What you are asked to do - An exact reproduction of the records is required, with all images left out.

Dataset records
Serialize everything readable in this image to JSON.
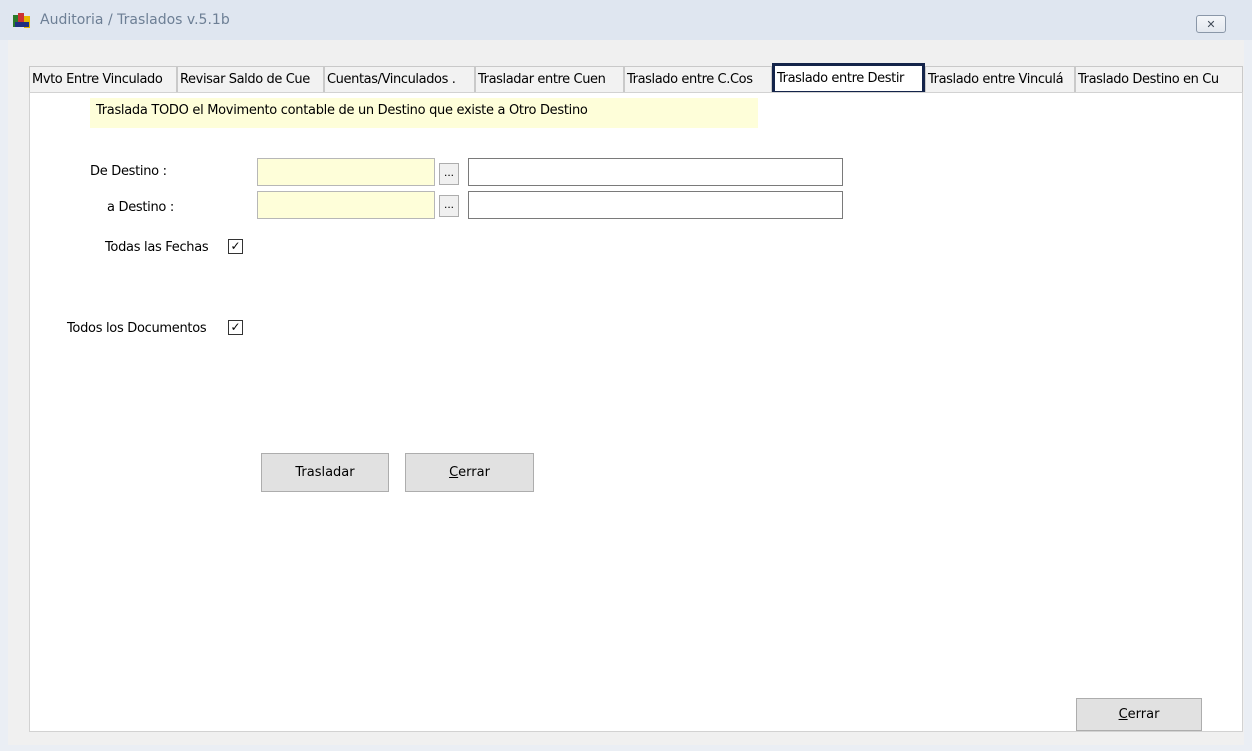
{
  "window": {
    "title": "Auditoria / Traslados  v.5.1b",
    "close_label": "✕"
  },
  "tabs": [
    {
      "label": "Mvto Entre Vinculado"
    },
    {
      "label": "Revisar Saldo de Cue"
    },
    {
      "label": "Cuentas/Vinculados ."
    },
    {
      "label": "Trasladar entre Cuen"
    },
    {
      "label": "Traslado entre C.Cos"
    },
    {
      "label": "Traslado entre Destir",
      "active": true
    },
    {
      "label": "Traslado entre Vinculá"
    },
    {
      "label": "Traslado Destino en Cu"
    }
  ],
  "panel": {
    "banner": "Traslada TODO el Movimento contable de un Destino que existe a Otro Destino",
    "de_destino": {
      "label": "De Destino :",
      "code": "",
      "description": "",
      "lookup": "..."
    },
    "a_destino": {
      "label": "a Destino :",
      "code": "",
      "description": "",
      "lookup": "..."
    },
    "todas_fechas": {
      "label": "Todas las Fechas",
      "checked": true,
      "mark": "✓"
    },
    "todos_documentos": {
      "label": "Todos los Documentos",
      "checked": true,
      "mark": "✓"
    },
    "trasladar_label": "Trasladar",
    "cerrar_label": "errar",
    "cerrar_accel": "C"
  },
  "footer": {
    "cerrar_accel": "C",
    "cerrar_label": "errar"
  },
  "colors": {
    "active_tab_border": "#14244a",
    "input_highlight": "#fefed9",
    "title_text": "#6d7f95"
  }
}
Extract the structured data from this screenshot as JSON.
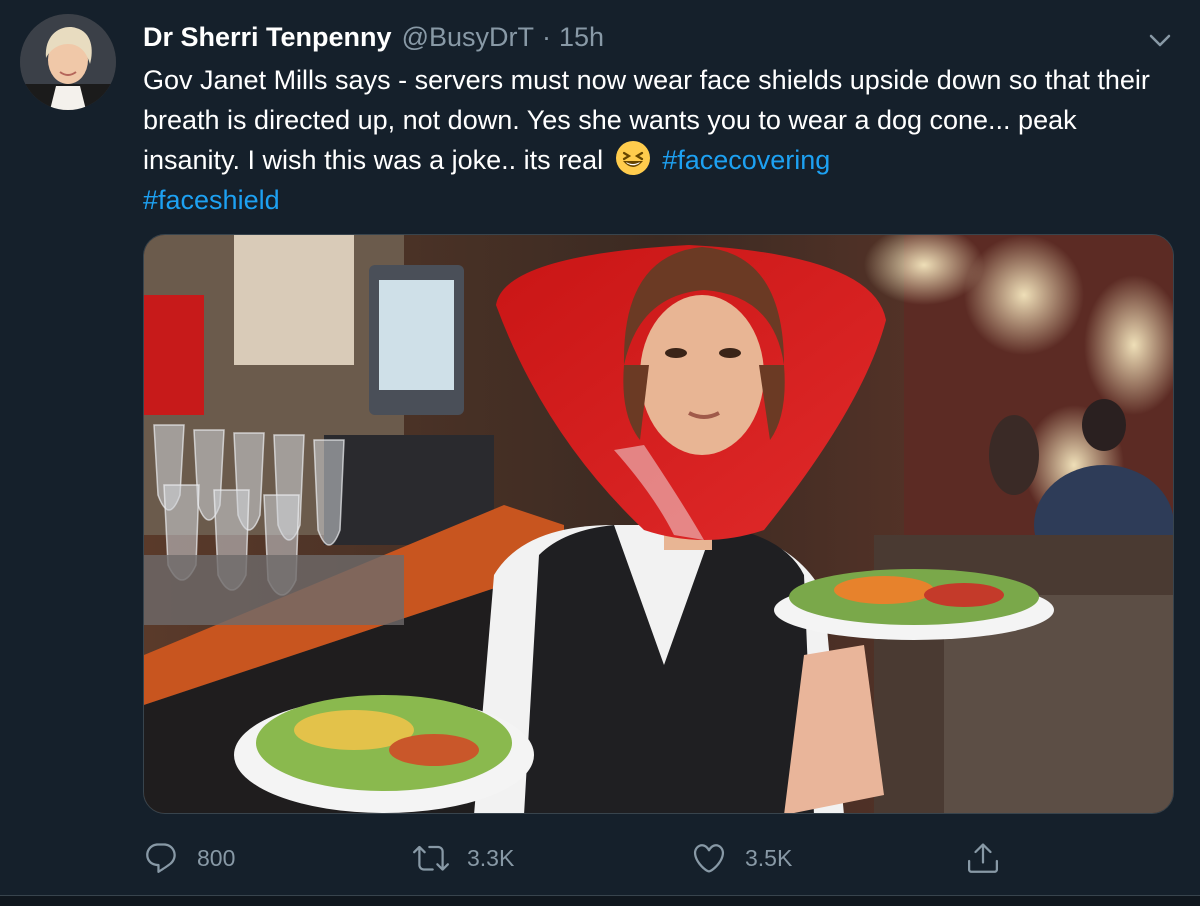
{
  "tweet": {
    "author_name": "Dr Sherri Tenpenny",
    "handle": "@BusyDrT",
    "separator": "·",
    "time": "15h",
    "text_parts": {
      "line1": "Gov Janet Mills says - servers must now wear face shields upside down so that their breath is directed up, not down. Yes she wants you to wear a dog cone... peak insanity.  I wish this was a joke.. its real ",
      "hashtag1": "#facecovering",
      "hashtag2": "#faceshield"
    },
    "emoji": "grinning-squinting-face-emoji",
    "media_description_icon": "photo",
    "actions": {
      "replies": "800",
      "retweets": "3.3K",
      "likes": "3.5K"
    }
  },
  "icons": {
    "caret": "chevron-down-icon",
    "reply": "reply-icon",
    "retweet": "retweet-icon",
    "like": "heart-icon",
    "share": "share-icon"
  },
  "colors": {
    "background": "#15202b",
    "text": "#ffffff",
    "secondary": "#8899a6",
    "link": "#1da1f2",
    "cone_red": "#d81d1d"
  }
}
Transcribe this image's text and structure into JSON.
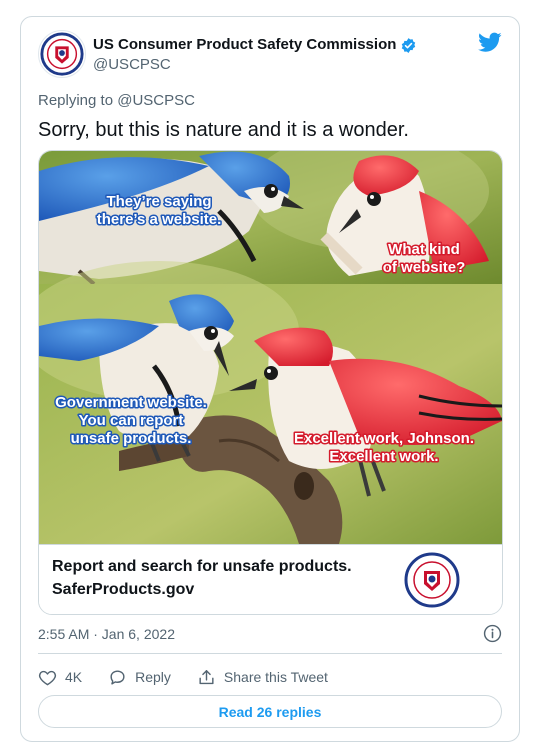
{
  "author": {
    "name": "US Consumer Product Safety Commission",
    "handle": "@USCPSC"
  },
  "reply_to": {
    "prefix": "Replying to",
    "handle": "@USCPSC"
  },
  "tweet_text": "Sorry, but this is nature and it is a wonder.",
  "meme": {
    "top_left": [
      "They’re saying",
      "there’s a website."
    ],
    "top_right": [
      "What kind",
      "of website?"
    ],
    "bottom_left": [
      "Government website.",
      "You can report",
      "unsafe products."
    ],
    "bottom_right": [
      "Excellent work, Johnson.",
      "Excellent work."
    ]
  },
  "link_card": {
    "line1": "Report and search for unsafe products.",
    "line2": "SaferProducts.gov"
  },
  "timestamp": "2:55 AM · Jan 6, 2022",
  "actions": {
    "likes": "4K",
    "reply_label": "Reply",
    "share_label": "Share this Tweet"
  },
  "read_replies": "Read 26 replies",
  "colors": {
    "accent": "#1d9bf0",
    "secondary_text": "#536471",
    "border": "#cfd9de"
  },
  "icons": [
    "twitter-bird-icon",
    "verified-badge-icon",
    "info-icon",
    "heart-icon",
    "reply-bubble-icon",
    "share-icon"
  ]
}
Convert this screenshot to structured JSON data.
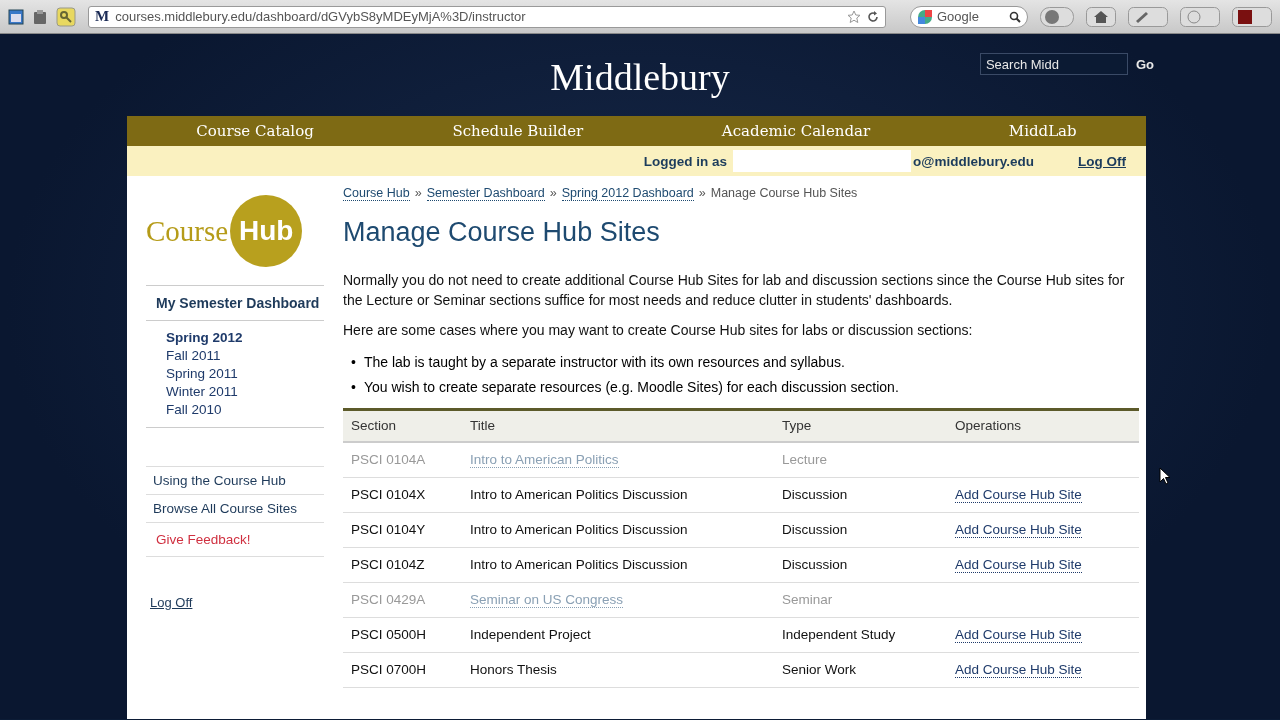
{
  "browser": {
    "url": "courses.middlebury.edu/dashboard/dGVybS8yMDEyMjA%3D/instructor",
    "search_engine": "Google",
    "site_letter": "M"
  },
  "header": {
    "title": "Middlebury",
    "search": {
      "placeholder": "Search Midd"
    },
    "search_button": "Go"
  },
  "nav": [
    "Course Catalog",
    "Schedule Builder",
    "Academic Calendar",
    "MiddLab"
  ],
  "user_bar": {
    "logged_in_label": "Logged in as",
    "email_tail": "o@middlebury.edu",
    "log_off": "Log Off"
  },
  "logo": {
    "word": "Course",
    "badge": "Hub"
  },
  "sidebar": {
    "heading": "My Semester Dashboard",
    "semesters": [
      {
        "label": "Spring 2012",
        "selected": true
      },
      {
        "label": "Fall 2011",
        "selected": false
      },
      {
        "label": "Spring 2011",
        "selected": false
      },
      {
        "label": "Winter 2011",
        "selected": false
      },
      {
        "label": "Fall 2010",
        "selected": false
      }
    ],
    "links": [
      {
        "label": "Using the Course Hub",
        "kind": "normal"
      },
      {
        "label": "Browse All Course Sites",
        "kind": "normal"
      },
      {
        "label": "Give Feedback!",
        "kind": "alert"
      }
    ],
    "log_off": "Log Off"
  },
  "breadcrumbs": [
    {
      "label": "Course Hub",
      "link": true
    },
    {
      "label": "Semester Dashboard",
      "link": true
    },
    {
      "label": "Spring 2012 Dashboard",
      "link": true
    },
    {
      "label": "Manage Course Hub Sites",
      "link": false
    }
  ],
  "breadcrumb_separator": "»",
  "page_title": "Manage Course Hub Sites",
  "intro": "Normally you do not need to create additional Course Hub Sites for lab and discussion sections since the Course Hub sites for the Lecture or Seminar sections suffice for most needs and reduce clutter in students' dashboards.",
  "cases_intro": "Here are some cases where you may want to create Course Hub sites for labs or discussion sections:",
  "bullet": "•",
  "cases": [
    "The lab is taught by a separate instructor with its own resources and syllabus.",
    "You wish to create separate resources (e.g. Moodle Sites) for each discussion section."
  ],
  "table": {
    "columns": [
      "Section",
      "Title",
      "Type",
      "Operations"
    ],
    "rows": [
      {
        "section": "PSCI 0104A",
        "title": "Intro to American Politics",
        "type": "Lecture",
        "disabled": true
      },
      {
        "section": "PSCI 0104X",
        "title": "Intro to American Politics Discussion",
        "type": "Discussion",
        "operation": "Add Course Hub Site",
        "disabled": false
      },
      {
        "section": "PSCI 0104Y",
        "title": "Intro to American Politics Discussion",
        "type": "Discussion",
        "operation": "Add Course Hub Site",
        "disabled": false
      },
      {
        "section": "PSCI 0104Z",
        "title": "Intro to American Politics Discussion",
        "type": "Discussion",
        "operation": "Add Course Hub Site",
        "disabled": false
      },
      {
        "section": "PSCI 0429A",
        "title": "Seminar on US Congress",
        "type": "Seminar",
        "disabled": true
      },
      {
        "section": "PSCI 0500H",
        "title": "Independent Project",
        "type": "Independent Study",
        "operation": "Add Course Hub Site",
        "disabled": false
      },
      {
        "section": "PSCI 0700H",
        "title": "Honors Thesis",
        "type": "Senior Work",
        "operation": "Add Course Hub Site",
        "disabled": false
      }
    ]
  }
}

Solution for this exercise -
Serialize everything readable in this image to JSON.
{
  "window": {
    "title": "Auditoria / Traslados  v.5.1b",
    "close_label": "✕"
  },
  "tabs": [
    {
      "label": "Mvto Entre Vinculado"
    },
    {
      "label": "Revisar Saldo de Cue"
    },
    {
      "label": "Cuentas/Vinculados ."
    },
    {
      "label": "Trasladar entre Cuen"
    },
    {
      "label": "Traslado entre C.Cos"
    },
    {
      "label": "Traslado entre Destir",
      "active": true
    },
    {
      "label": "Traslado entre Vinculá"
    },
    {
      "label": "Traslado Destino en Cu"
    }
  ],
  "panel": {
    "banner": "Traslada TODO el Movimento contable de un Destino que existe a Otro Destino",
    "de_destino": {
      "label": "De Destino :",
      "code": "",
      "description": "",
      "lookup": "..."
    },
    "a_destino": {
      "label": "a Destino :",
      "code": "",
      "description": "",
      "lookup": "..."
    },
    "todas_fechas": {
      "label": "Todas las Fechas",
      "checked": true,
      "mark": "✓"
    },
    "todos_documentos": {
      "label": "Todos los Documentos",
      "checked": true,
      "mark": "✓"
    },
    "trasladar_label": "Trasladar",
    "cerrar_label": "errar",
    "cerrar_accel": "C"
  },
  "footer": {
    "cerrar_accel": "C",
    "cerrar_label": "errar"
  },
  "colors": {
    "active_tab_border": "#14244a",
    "input_highlight": "#fefed9",
    "title_text": "#6d7f95"
  }
}
Extract the structured data from this screenshot as JSON.
{
  "tweet": {
    "author_name": "Dr Sherri Tenpenny",
    "handle": "@BusyDrT",
    "separator": "·",
    "time": "15h",
    "text_parts": {
      "line1": "Gov Janet Mills says - servers must now wear face shields upside down so that their breath is directed up, not down. Yes she wants you to wear a dog cone... peak insanity.  I wish this was a joke.. its real ",
      "hashtag1": "#facecovering",
      "hashtag2": "#faceshield"
    },
    "emoji": "grinning-squinting-face-emoji",
    "media_description_icon": "photo",
    "actions": {
      "replies": "800",
      "retweets": "3.3K",
      "likes": "3.5K"
    }
  },
  "icons": {
    "caret": "chevron-down-icon",
    "reply": "reply-icon",
    "retweet": "retweet-icon",
    "like": "heart-icon",
    "share": "share-icon"
  },
  "colors": {
    "background": "#15202b",
    "text": "#ffffff",
    "secondary": "#8899a6",
    "link": "#1da1f2",
    "cone_red": "#d81d1d"
  }
}
Transcribe this image's text and structure into JSON.
{
  "author": {
    "name": "US Consumer Product Safety Commission",
    "handle": "@USCPSC"
  },
  "reply_to": {
    "prefix": "Replying to",
    "handle": "@USCPSC"
  },
  "tweet_text": "Sorry, but this is nature and it is a wonder.",
  "meme": {
    "top_left": [
      "They’re saying",
      "there’s a website."
    ],
    "top_right": [
      "What kind",
      "of website?"
    ],
    "bottom_left": [
      "Government website.",
      "You can report",
      "unsafe products."
    ],
    "bottom_right": [
      "Excellent work, Johnson.",
      "Excellent work."
    ]
  },
  "link_card": {
    "line1": "Report and search for unsafe products.",
    "line2": "SaferProducts.gov"
  },
  "timestamp": "2:55 AM · Jan 6, 2022",
  "actions": {
    "likes": "4K",
    "reply_label": "Reply",
    "share_label": "Share this Tweet"
  },
  "read_replies": "Read 26 replies",
  "colors": {
    "accent": "#1d9bf0",
    "secondary_text": "#536471",
    "border": "#cfd9de"
  },
  "icons": [
    "twitter-bird-icon",
    "verified-badge-icon",
    "info-icon",
    "heart-icon",
    "reply-bubble-icon",
    "share-icon"
  ]
}
Convert this screenshot to structured JSON data.
{
  "browser": {
    "url": "courses.middlebury.edu/dashboard/dGVybS8yMDEyMjA%3D/instructor",
    "search_engine": "Google",
    "site_letter": "M"
  },
  "header": {
    "title": "Middlebury",
    "search": {
      "placeholder": "Search Midd"
    },
    "search_button": "Go"
  },
  "nav": [
    "Course Catalog",
    "Schedule Builder",
    "Academic Calendar",
    "MiddLab"
  ],
  "user_bar": {
    "logged_in_label": "Logged in as",
    "email_tail": "o@middlebury.edu",
    "log_off": "Log Off"
  },
  "logo": {
    "word": "Course",
    "badge": "Hub"
  },
  "sidebar": {
    "heading": "My Semester Dashboard",
    "semesters": [
      {
        "label": "Spring 2012",
        "selected": true
      },
      {
        "label": "Fall 2011",
        "selected": false
      },
      {
        "label": "Spring 2011",
        "selected": false
      },
      {
        "label": "Winter 2011",
        "selected": false
      },
      {
        "label": "Fall 2010",
        "selected": false
      }
    ],
    "links": [
      {
        "label": "Using the Course Hub",
        "kind": "normal"
      },
      {
        "label": "Browse All Course Sites",
        "kind": "normal"
      },
      {
        "label": "Give Feedback!",
        "kind": "alert"
      }
    ],
    "log_off": "Log Off"
  },
  "breadcrumbs": [
    {
      "label": "Course Hub",
      "link": true
    },
    {
      "label": "Semester Dashboard",
      "link": true
    },
    {
      "label": "Spring 2012 Dashboard",
      "link": true
    },
    {
      "label": "Manage Course Hub Sites",
      "link": false
    }
  ],
  "breadcrumb_separator": "»",
  "page_title": "Manage Course Hub Sites",
  "intro": "Normally you do not need to create additional Course Hub Sites for lab and discussion sections since the Course Hub sites for the Lecture or Seminar sections suffice for most needs and reduce clutter in students' dashboards.",
  "cases_intro": "Here are some cases where you may want to create Course Hub sites for labs or discussion sections:",
  "bullet": "•",
  "cases": [
    "The lab is taught by a separate instructor with its own resources and syllabus.",
    "You wish to create separate resources (e.g. Moodle Sites) for each discussion section."
  ],
  "table": {
    "columns": [
      "Section",
      "Title",
      "Type",
      "Operations"
    ],
    "rows": [
      {
        "section": "PSCI 0104A",
        "title": "Intro to American Politics",
        "type": "Lecture",
        "disabled": true
      },
      {
        "section": "PSCI 0104X",
        "title": "Intro to American Politics Discussion",
        "type": "Discussion",
        "operation": "Add Course Hub Site",
        "disabled": false
      },
      {
        "section": "PSCI 0104Y",
        "title": "Intro to American Politics Discussion",
        "type": "Discussion",
        "operation": "Add Course Hub Site",
        "disabled": false
      },
      {
        "section": "PSCI 0104Z",
        "title": "Intro to American Politics Discussion",
        "type": "Discussion",
        "operation": "Add Course Hub Site",
        "disabled": false
      },
      {
        "section": "PSCI 0429A",
        "title": "Seminar on US Congress",
        "type": "Seminar",
        "disabled": true
      },
      {
        "section": "PSCI 0500H",
        "title": "Independent Project",
        "type": "Independent Study",
        "operation": "Add Course Hub Site",
        "disabled": false
      },
      {
        "section": "PSCI 0700H",
        "title": "Honors Thesis",
        "type": "Senior Work",
        "operation": "Add Course Hub Site",
        "disabled": false
      }
    ]
  }
}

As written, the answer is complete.